### EXTRACT TO READ
******************************

Simon Wiesenthal was born
on December 31, 1908, in Buczacz, in what
is now the Lvov Oblast section of the Ukraine.
When Wiesenthal's father was killed in World
War I, Mrs. Wiesenthal took her family and
fled to Vienna for a brief period, returning to Buczacz
when she remarried. The young Wiesenthal
graduated from the Gymnasium in 1928 and
applied for admission to the Polytechnic
Institute in Lvov.
Turned away because of quota restrictions
on Jewish students, he went instead to the
Technical University of Prague, from which
he received his degree in architectural
engineering in 1932.
In 1936, Simon married Cyla Mueller and worked in an
architectural office in Lvov. Their life together was happy until 1939
when Germany and Russia signed
their "non-aggression" pact and agreed to partition Poland between them; the Russian army soon occupied Lvov, and shortly afterward
began the Red purge of Jewish merchants, factory owners and other professionals.

******************************

(Records drawn from a collection)
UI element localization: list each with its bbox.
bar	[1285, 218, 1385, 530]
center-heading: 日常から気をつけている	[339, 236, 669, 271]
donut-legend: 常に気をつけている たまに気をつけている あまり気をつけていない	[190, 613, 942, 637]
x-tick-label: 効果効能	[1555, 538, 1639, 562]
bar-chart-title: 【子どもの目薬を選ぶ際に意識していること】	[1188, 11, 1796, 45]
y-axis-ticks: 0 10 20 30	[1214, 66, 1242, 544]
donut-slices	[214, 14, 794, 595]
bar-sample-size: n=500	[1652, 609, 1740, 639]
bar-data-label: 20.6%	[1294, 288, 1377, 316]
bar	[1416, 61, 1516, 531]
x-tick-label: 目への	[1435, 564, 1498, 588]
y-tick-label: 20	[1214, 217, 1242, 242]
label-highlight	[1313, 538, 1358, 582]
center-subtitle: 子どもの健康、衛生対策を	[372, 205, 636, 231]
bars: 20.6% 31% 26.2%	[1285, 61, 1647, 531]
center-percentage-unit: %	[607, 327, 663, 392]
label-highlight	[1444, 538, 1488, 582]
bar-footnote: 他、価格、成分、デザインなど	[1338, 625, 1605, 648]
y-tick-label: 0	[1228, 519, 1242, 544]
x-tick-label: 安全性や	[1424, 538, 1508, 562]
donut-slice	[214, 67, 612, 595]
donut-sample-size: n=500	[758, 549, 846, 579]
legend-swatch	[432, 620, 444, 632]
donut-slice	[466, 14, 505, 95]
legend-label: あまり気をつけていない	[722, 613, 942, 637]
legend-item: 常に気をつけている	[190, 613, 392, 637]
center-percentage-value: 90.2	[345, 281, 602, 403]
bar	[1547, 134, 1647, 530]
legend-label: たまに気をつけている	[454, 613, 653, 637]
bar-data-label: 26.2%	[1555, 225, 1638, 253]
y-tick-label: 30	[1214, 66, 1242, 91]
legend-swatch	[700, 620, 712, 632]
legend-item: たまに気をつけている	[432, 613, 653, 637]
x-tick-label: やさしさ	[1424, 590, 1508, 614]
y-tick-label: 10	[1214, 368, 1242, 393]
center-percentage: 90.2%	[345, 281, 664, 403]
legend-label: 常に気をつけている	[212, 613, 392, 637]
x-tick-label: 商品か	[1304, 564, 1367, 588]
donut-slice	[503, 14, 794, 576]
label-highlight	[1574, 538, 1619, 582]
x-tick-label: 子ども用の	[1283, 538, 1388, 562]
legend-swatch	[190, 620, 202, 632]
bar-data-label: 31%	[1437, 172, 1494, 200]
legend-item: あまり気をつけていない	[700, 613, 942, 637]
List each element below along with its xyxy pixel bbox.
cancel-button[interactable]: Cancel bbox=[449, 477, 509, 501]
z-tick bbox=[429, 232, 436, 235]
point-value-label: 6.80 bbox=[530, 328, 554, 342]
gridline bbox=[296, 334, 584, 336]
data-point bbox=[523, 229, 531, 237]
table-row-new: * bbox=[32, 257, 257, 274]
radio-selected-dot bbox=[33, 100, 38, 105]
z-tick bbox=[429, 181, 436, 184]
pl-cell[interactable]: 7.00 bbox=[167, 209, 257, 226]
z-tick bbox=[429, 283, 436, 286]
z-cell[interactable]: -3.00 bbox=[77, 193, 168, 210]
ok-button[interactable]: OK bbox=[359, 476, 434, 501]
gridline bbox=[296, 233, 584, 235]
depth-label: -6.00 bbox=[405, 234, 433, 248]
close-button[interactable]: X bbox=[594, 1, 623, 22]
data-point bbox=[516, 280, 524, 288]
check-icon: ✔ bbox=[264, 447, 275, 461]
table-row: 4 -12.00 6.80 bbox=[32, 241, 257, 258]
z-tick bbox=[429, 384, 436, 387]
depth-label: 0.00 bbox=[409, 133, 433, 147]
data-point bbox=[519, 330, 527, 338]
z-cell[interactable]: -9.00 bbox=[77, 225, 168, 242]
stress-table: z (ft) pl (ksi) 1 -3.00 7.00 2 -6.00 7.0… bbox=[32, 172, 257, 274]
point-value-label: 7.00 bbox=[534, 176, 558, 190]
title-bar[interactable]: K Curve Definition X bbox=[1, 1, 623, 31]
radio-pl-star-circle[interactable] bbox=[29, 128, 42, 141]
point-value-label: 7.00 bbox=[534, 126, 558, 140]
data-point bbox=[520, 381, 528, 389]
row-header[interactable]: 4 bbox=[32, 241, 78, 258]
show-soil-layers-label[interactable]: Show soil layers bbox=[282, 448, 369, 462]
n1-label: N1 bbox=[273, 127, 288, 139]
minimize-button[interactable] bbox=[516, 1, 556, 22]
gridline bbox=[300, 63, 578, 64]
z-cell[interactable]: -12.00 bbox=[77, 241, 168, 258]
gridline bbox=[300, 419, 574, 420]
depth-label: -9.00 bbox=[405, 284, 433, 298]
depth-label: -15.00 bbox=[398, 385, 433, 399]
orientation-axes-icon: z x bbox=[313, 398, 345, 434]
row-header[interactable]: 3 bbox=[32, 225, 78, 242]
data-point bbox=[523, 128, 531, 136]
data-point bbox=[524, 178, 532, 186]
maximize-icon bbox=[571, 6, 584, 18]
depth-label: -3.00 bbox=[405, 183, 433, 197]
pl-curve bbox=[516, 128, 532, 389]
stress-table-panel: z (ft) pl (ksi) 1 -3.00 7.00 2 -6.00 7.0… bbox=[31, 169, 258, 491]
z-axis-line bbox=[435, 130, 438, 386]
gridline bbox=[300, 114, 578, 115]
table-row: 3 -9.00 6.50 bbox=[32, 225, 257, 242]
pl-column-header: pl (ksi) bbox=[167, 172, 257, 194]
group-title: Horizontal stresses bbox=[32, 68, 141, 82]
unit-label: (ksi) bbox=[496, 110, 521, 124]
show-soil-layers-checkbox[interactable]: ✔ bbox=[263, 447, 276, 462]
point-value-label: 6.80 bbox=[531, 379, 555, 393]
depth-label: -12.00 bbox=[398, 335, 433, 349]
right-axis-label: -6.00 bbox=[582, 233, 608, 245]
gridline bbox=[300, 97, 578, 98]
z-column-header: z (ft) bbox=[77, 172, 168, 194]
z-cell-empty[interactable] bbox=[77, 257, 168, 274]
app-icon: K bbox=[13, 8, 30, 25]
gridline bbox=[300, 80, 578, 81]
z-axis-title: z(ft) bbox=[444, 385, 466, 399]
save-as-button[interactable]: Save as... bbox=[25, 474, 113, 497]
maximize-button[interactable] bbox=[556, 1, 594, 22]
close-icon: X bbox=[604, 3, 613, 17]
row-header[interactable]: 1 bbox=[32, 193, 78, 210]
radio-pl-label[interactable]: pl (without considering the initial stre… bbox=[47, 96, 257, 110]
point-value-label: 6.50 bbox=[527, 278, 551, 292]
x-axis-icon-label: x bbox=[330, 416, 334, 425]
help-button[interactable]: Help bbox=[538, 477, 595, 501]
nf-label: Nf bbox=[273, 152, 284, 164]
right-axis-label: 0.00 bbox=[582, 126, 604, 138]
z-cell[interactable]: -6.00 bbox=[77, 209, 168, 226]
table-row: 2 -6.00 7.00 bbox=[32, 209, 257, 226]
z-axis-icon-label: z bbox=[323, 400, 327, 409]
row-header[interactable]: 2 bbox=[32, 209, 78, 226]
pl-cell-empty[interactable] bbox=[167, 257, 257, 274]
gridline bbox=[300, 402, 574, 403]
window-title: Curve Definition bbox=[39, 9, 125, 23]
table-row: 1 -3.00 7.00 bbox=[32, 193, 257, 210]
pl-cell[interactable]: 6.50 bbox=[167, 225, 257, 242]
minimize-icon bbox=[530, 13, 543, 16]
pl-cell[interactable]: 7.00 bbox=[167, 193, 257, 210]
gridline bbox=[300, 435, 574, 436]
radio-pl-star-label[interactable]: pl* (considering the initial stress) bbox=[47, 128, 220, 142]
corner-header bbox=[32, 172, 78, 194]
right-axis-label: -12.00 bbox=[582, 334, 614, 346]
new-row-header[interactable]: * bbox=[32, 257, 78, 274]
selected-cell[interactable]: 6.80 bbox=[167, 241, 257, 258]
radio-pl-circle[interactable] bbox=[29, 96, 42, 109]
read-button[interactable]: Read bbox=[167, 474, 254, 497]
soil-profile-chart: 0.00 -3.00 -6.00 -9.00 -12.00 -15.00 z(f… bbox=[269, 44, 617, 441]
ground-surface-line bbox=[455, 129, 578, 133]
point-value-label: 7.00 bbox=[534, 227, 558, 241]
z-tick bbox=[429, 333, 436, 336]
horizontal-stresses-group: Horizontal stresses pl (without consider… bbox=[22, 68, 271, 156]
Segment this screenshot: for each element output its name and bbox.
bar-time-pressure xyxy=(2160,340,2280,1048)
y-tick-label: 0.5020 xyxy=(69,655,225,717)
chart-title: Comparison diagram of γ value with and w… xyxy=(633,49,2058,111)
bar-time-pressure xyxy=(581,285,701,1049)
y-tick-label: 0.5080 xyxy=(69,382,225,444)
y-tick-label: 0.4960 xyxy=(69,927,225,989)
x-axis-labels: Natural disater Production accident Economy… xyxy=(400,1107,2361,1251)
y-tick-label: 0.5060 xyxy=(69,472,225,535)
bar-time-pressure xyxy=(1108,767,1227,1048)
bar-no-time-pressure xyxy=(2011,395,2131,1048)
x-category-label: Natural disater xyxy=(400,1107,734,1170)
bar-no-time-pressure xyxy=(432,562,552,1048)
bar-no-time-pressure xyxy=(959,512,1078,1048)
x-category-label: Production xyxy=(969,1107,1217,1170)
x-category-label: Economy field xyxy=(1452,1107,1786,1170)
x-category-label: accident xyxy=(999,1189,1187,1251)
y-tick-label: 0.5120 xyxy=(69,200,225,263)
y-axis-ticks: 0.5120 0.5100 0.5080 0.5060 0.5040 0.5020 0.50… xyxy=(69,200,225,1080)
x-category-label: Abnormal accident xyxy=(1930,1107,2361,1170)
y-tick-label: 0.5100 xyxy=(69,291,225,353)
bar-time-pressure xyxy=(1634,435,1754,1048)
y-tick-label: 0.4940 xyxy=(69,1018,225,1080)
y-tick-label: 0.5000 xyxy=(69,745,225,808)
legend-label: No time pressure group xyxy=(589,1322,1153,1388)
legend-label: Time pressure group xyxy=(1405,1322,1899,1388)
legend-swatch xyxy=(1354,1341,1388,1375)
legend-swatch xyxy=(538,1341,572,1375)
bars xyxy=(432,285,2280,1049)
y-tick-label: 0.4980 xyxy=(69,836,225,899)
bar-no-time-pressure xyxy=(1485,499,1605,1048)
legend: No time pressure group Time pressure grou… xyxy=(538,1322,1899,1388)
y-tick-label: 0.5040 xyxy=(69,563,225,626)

******************************

### PROBLEM DETAILS
Print the passage of the account of Simon Wiesenthal's early life word for word, from "Simon Wiesenthal was" to "Institute in Lvov.". The data has no part in this work.

### EXERCISE OUTPUT
Simon Wiesenthal was born
on December 31, 1908, in Buczacz, in what
is now the Lvov Oblast section of the Ukraine.
When Wiesenthal's father was killed in World
War I, Mrs. Wiesenthal took her family and
fled to Vienna for a brief period, returning to Buczacz
when she remarried. The young Wiesenthal
graduated from the Gymnasium in 1928 and
applied for admission to the Polytechnic
Institute in Lvov.